The request: Copy every line of the material below without any change, omitting the pictures.

Information supplied:
════════

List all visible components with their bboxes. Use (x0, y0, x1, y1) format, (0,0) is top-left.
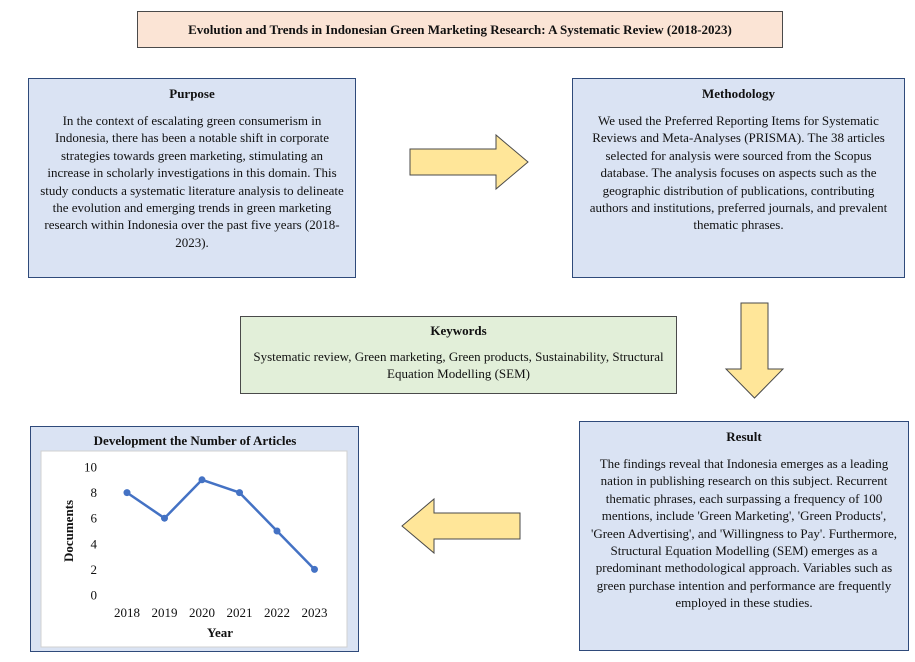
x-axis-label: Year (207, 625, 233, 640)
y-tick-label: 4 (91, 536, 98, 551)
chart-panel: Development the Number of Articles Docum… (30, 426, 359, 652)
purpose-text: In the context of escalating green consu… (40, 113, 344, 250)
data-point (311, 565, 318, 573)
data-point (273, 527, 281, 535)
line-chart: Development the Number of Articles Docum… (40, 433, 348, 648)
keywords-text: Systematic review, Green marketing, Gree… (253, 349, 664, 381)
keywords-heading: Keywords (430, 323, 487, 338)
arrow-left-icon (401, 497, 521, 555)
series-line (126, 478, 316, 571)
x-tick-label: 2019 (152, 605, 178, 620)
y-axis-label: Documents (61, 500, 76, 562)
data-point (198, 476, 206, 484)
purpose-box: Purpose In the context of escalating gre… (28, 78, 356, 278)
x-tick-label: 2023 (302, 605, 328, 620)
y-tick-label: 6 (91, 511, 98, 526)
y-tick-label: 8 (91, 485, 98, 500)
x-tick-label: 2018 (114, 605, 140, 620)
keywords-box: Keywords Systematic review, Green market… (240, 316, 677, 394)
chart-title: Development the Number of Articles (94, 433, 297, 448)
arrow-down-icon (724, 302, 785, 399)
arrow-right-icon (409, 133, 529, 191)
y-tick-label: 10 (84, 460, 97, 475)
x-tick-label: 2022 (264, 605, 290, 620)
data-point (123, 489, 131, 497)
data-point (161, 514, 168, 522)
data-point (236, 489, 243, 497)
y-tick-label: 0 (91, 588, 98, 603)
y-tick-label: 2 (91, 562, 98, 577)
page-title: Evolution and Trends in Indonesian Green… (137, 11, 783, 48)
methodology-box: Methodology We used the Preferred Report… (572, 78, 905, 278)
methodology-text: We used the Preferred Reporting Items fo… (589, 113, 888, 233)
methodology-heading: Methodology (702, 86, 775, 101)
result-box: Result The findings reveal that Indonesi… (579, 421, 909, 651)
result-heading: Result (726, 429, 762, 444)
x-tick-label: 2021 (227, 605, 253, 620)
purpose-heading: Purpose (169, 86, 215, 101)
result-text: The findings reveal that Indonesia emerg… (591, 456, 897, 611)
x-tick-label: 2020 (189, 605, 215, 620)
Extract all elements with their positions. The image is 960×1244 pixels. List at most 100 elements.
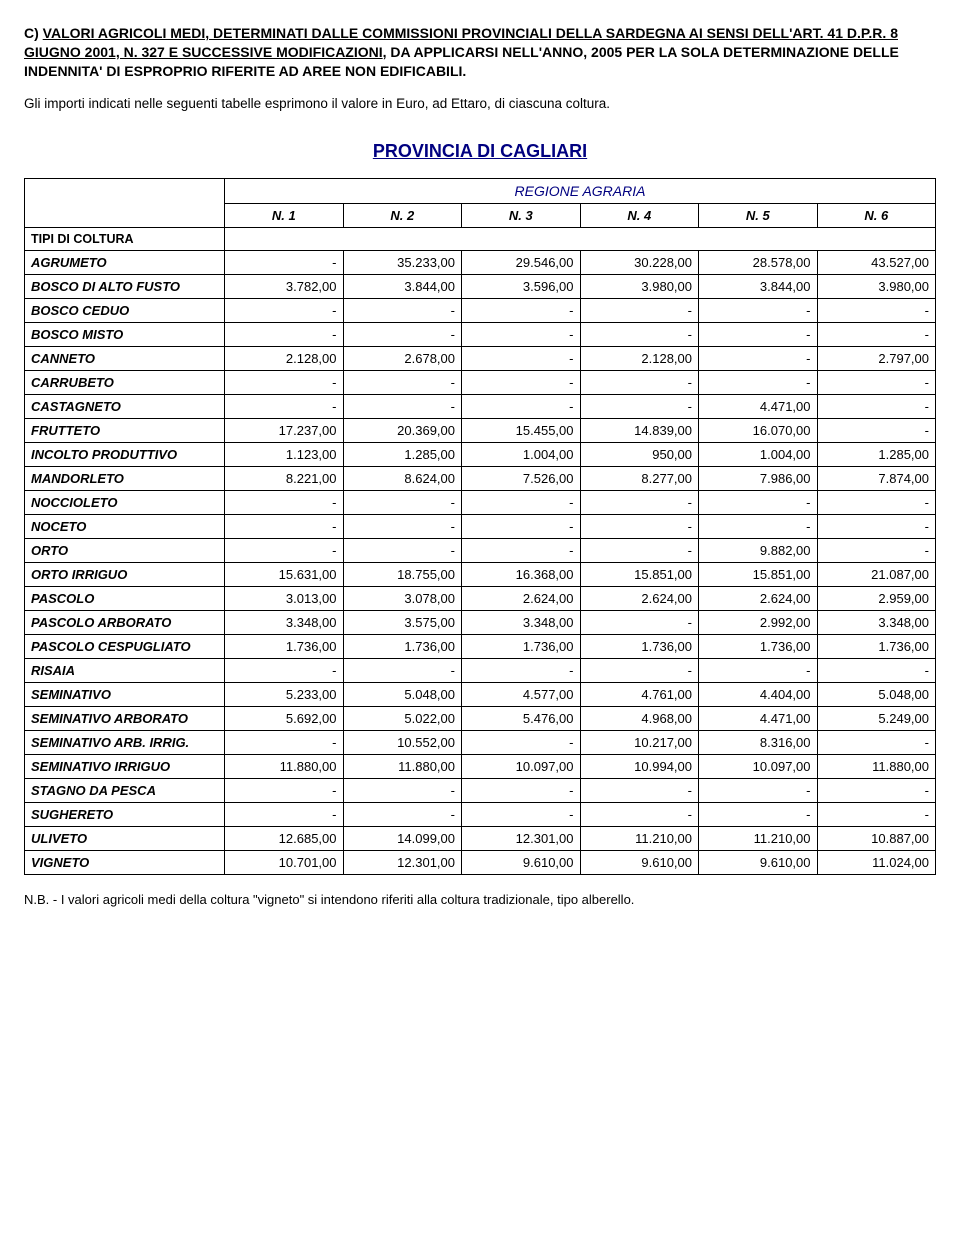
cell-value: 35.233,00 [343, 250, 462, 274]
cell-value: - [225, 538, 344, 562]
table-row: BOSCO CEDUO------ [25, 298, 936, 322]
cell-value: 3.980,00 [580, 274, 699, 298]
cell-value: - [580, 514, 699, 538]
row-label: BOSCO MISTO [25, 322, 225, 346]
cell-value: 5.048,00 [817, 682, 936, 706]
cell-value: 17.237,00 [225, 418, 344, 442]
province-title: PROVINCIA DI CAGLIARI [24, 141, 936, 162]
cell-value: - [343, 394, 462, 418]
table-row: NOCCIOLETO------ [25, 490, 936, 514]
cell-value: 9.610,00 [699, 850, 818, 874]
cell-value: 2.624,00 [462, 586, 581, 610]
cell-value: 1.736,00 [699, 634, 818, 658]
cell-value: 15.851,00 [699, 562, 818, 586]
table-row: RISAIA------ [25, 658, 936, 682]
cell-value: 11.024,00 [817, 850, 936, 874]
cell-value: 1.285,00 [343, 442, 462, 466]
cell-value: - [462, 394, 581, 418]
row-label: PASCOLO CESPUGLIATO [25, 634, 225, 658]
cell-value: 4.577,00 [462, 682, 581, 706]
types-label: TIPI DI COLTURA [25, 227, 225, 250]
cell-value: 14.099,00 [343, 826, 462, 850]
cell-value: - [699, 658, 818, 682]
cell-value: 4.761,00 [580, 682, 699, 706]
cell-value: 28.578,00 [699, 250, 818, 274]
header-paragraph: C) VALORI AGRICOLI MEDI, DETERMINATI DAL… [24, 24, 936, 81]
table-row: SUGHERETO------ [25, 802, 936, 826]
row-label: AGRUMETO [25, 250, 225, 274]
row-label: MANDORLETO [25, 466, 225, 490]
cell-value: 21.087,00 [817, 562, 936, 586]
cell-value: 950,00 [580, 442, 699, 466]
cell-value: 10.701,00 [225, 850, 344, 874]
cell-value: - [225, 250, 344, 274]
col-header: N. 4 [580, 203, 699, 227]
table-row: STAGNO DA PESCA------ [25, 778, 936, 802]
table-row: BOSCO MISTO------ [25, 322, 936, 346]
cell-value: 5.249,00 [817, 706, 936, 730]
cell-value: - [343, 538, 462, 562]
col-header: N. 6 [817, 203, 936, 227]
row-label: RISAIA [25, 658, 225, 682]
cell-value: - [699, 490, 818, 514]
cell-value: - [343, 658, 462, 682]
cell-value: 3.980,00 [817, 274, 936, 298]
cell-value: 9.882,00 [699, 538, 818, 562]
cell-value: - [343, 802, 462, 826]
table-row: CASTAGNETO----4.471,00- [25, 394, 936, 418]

════════

Completed task:
List all visible components with their bboxes. Use (x0, y0, x1, y1) format, (0,0) is top-left.
x-axis-label: Year (207, 625, 233, 640)
y-tick-label: 4 (91, 536, 98, 551)
chart-panel: Development the Number of Articles Docum… (30, 426, 359, 652)
purpose-text: In the context of escalating green consu… (40, 113, 344, 250)
data-point (311, 565, 318, 573)
data-point (273, 527, 281, 535)
line-chart: Development the Number of Articles Docum… (40, 433, 348, 648)
keywords-text: Systematic review, Green marketing, Gree… (253, 349, 664, 381)
keywords-heading: Keywords (430, 323, 487, 338)
arrow-left-icon (401, 497, 521, 555)
series-line (126, 478, 316, 571)
x-tick-label: 2019 (152, 605, 178, 620)
y-axis-label: Documents (61, 500, 76, 562)
data-point (198, 476, 206, 484)
purpose-box: Purpose In the context of escalating gre… (28, 78, 356, 278)
x-tick-label: 2023 (302, 605, 328, 620)
y-tick-label: 6 (91, 511, 98, 526)
y-tick-label: 8 (91, 485, 98, 500)
x-tick-label: 2018 (114, 605, 140, 620)
keywords-box: Keywords Systematic review, Green market… (240, 316, 677, 394)
chart-title: Development the Number of Articles (94, 433, 297, 448)
arrow-down-icon (724, 302, 785, 399)
arrow-right-icon (409, 133, 529, 191)
y-tick-label: 10 (84, 460, 97, 475)
x-tick-label: 2022 (264, 605, 290, 620)
data-point (123, 489, 131, 497)
data-point (161, 514, 168, 522)
data-point (236, 489, 243, 497)
y-tick-label: 0 (91, 588, 98, 603)
y-tick-label: 2 (91, 562, 98, 577)
page-title: Evolution and Trends in Indonesian Green… (137, 11, 783, 48)
methodology-box: Methodology We used the Preferred Report… (572, 78, 905, 278)
methodology-text: We used the Preferred Reporting Items fo… (589, 113, 888, 233)
methodology-heading: Methodology (702, 86, 775, 101)
result-box: Result The findings reveal that Indonesi… (579, 421, 909, 651)
result-heading: Result (726, 429, 762, 444)
x-tick-label: 2021 (227, 605, 253, 620)
purpose-heading: Purpose (169, 86, 215, 101)
result-text: The findings reveal that Indonesia emerg… (591, 456, 897, 611)
x-tick-label: 2020 (189, 605, 215, 620)
Extract all elements with their positions. The image is 960×1244 pixels. List at most 100 elements.
cell-value: 35.233,00 [343, 250, 462, 274]
cell-value: - [225, 538, 344, 562]
table-row: BOSCO CEDUO------ [25, 298, 936, 322]
cell-value: 3.980,00 [580, 274, 699, 298]
cell-value: - [580, 514, 699, 538]
row-label: BOSCO MISTO [25, 322, 225, 346]
cell-value: 5.048,00 [817, 682, 936, 706]
cell-value: 17.237,00 [225, 418, 344, 442]
province-title: PROVINCIA DI CAGLIARI [24, 141, 936, 162]
cell-value: - [343, 394, 462, 418]
table-row: NOCCIOLETO------ [25, 490, 936, 514]
cell-value: 9.610,00 [699, 850, 818, 874]
cell-value: 2.624,00 [462, 586, 581, 610]
cell-value: 1.736,00 [699, 634, 818, 658]
cell-value: 15.851,00 [699, 562, 818, 586]
table-row: RISAIA------ [25, 658, 936, 682]
cell-value: 11.024,00 [817, 850, 936, 874]
cell-value: 1.285,00 [343, 442, 462, 466]
cell-value: - [462, 394, 581, 418]
row-label: PASCOLO CESPUGLIATO [25, 634, 225, 658]
cell-value: 4.577,00 [462, 682, 581, 706]
types-label: TIPI DI COLTURA [25, 227, 225, 250]
cell-value: 14.099,00 [343, 826, 462, 850]
cell-value: - [699, 658, 818, 682]
cell-value: 4.761,00 [580, 682, 699, 706]
cell-value: 28.578,00 [699, 250, 818, 274]
header-paragraph: C) VALORI AGRICOLI MEDI, DETERMINATI DAL… [24, 24, 936, 81]
table-row: SUGHERETO------ [25, 802, 936, 826]
row-label: AGRUMETO [25, 250, 225, 274]
row-label: MANDORLETO [25, 466, 225, 490]
cell-value: 21.087,00 [817, 562, 936, 586]
cell-value: 950,00 [580, 442, 699, 466]
cell-value: 10.701,00 [225, 850, 344, 874]
cell-value: - [225, 250, 344, 274]
col-header: N. 4 [580, 203, 699, 227]
table-row: STAGNO DA PESCA------ [25, 778, 936, 802]
table-row: BOSCO MISTO------ [25, 322, 936, 346]
cell-value: 5.249,00 [817, 706, 936, 730]
cell-value: - [343, 538, 462, 562]
col-header: N. 6 [817, 203, 936, 227]
row-label: RISAIA [25, 658, 225, 682]
cell-value: - [699, 490, 818, 514]
cell-value: - [343, 658, 462, 682]
cell-value: 3.980,00 [817, 274, 936, 298]
cell-value: 9.882,00 [699, 538, 818, 562]
cell-value: - [343, 802, 462, 826]
table-row: CASTAGNETO----4.471,00- [25, 394, 936, 418]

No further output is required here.